Show each line from the listing that includes the word "cinemadevices".

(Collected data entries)
★ ★ ★

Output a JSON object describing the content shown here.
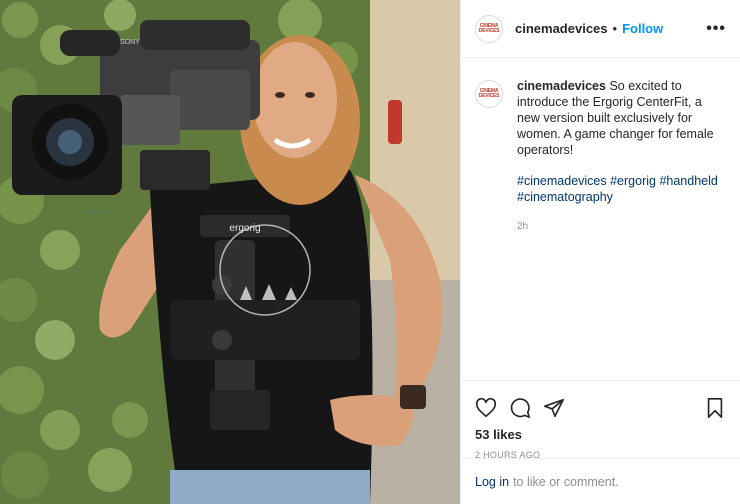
{
  "post": {
    "username": "cinemadevices",
    "follow_label": "Follow",
    "separator": "•",
    "more_label": "•••",
    "avatar_logo": "CINEMA DEVICES",
    "caption_text": "So excited to introduce the Ergorig CenterFit, a new version built exclusively for women. A game changer for female operators!",
    "hashtags": "#cinemadevices #ergorig #handheld #cinematography",
    "caption_time": "2h",
    "likes": "53 likes",
    "posted_time": "2 HOURS AGO",
    "login_link": "Log in",
    "login_suffix": "to like or comment."
  },
  "photo": {
    "vest_brand": "ergorig",
    "camera_brand": "SONY"
  },
  "colors": {
    "follow": "#0095f6",
    "hashtag": "#00376b",
    "muted": "#8e8e8e"
  }
}
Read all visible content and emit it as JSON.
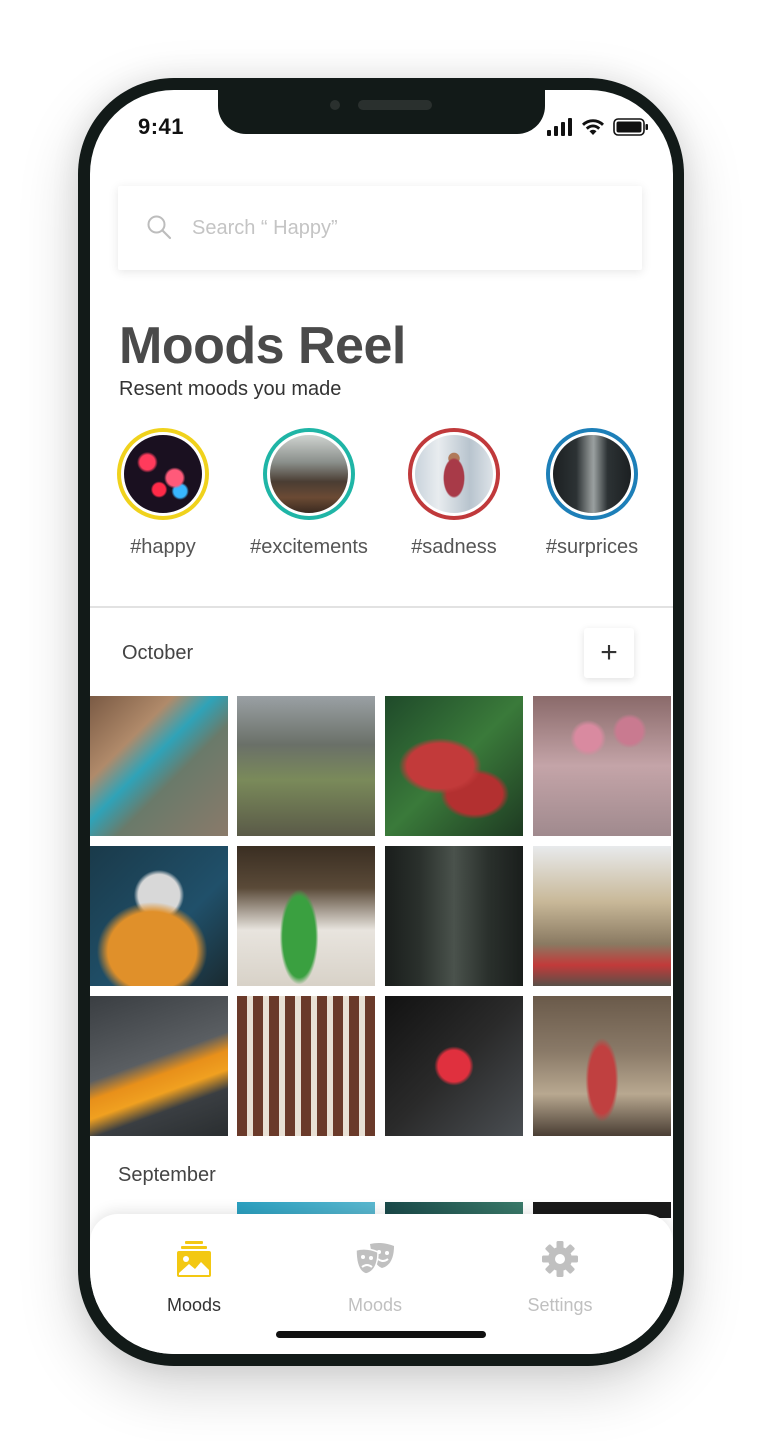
{
  "status": {
    "time": "9:41"
  },
  "search": {
    "placeholder": "Search “ Happy”"
  },
  "header": {
    "title": "Moods Reel",
    "subtitle": "Resent moods you made"
  },
  "stories": [
    {
      "label": "#happy",
      "ring_color": "#f0d21c",
      "thumb": "neon-sign"
    },
    {
      "label": "#excitements",
      "ring_color": "#1fb5a6",
      "thumb": "forest-path"
    },
    {
      "label": "#sadness",
      "ring_color": "#c0393b",
      "thumb": "man-standing"
    },
    {
      "label": "#surprices",
      "ring_color": "#1d7fb8",
      "thumb": "tree-avenue"
    }
  ],
  "sections": [
    {
      "month": "October",
      "add_label": "+"
    },
    {
      "month": "September"
    }
  ],
  "tabbar": {
    "tabs": [
      {
        "label": "Moods",
        "icon": "photo-stack-icon",
        "active": true,
        "color": "#f3c812"
      },
      {
        "label": "Moods",
        "icon": "theater-masks-icon",
        "active": false
      },
      {
        "label": "Settings",
        "icon": "gear-icon",
        "active": false
      }
    ]
  },
  "colors": {
    "accent": "#f3c812",
    "inactive": "#c0c0c0",
    "text": "#4a4a4a"
  }
}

★ ★ ★

## [Exercise solution]
    "username": "cinemadevices",
    "hashtags": "#cinemadevices #ergorig #handheld #cinematography",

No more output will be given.